Work to do: Scan the entries below for the word "following". Copy each line that has it.

Records from a data source
□ □ □ □ □

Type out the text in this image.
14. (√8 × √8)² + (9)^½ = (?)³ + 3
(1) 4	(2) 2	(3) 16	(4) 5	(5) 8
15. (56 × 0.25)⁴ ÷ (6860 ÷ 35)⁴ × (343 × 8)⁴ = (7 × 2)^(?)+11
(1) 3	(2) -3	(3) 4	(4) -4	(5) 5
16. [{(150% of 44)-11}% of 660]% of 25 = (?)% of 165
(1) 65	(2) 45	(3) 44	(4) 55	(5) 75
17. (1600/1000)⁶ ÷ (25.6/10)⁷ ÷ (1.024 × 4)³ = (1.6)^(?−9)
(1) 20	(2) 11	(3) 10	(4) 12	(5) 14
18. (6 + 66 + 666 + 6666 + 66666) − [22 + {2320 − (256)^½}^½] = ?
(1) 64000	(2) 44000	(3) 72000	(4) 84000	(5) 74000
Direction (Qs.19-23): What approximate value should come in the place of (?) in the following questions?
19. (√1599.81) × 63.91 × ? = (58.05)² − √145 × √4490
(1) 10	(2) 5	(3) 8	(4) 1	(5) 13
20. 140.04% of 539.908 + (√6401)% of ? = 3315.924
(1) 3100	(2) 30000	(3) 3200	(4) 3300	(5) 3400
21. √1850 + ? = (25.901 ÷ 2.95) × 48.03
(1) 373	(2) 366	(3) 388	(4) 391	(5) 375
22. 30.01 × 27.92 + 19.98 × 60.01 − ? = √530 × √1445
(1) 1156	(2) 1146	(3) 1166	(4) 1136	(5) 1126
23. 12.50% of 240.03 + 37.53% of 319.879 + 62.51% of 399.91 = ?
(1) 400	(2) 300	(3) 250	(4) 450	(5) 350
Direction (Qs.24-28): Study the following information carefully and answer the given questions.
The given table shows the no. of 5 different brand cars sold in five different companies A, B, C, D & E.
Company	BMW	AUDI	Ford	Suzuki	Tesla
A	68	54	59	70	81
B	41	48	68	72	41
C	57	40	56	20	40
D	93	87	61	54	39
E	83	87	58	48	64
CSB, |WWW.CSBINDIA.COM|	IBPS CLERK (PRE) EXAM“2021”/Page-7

□ □ □ □ □

Finished answer:
Direction (Qs.19-23): What approximate value should come in the place of (?) in the following questions?
Direction (Qs.24-28): Study the following information carefully and answer the given questions.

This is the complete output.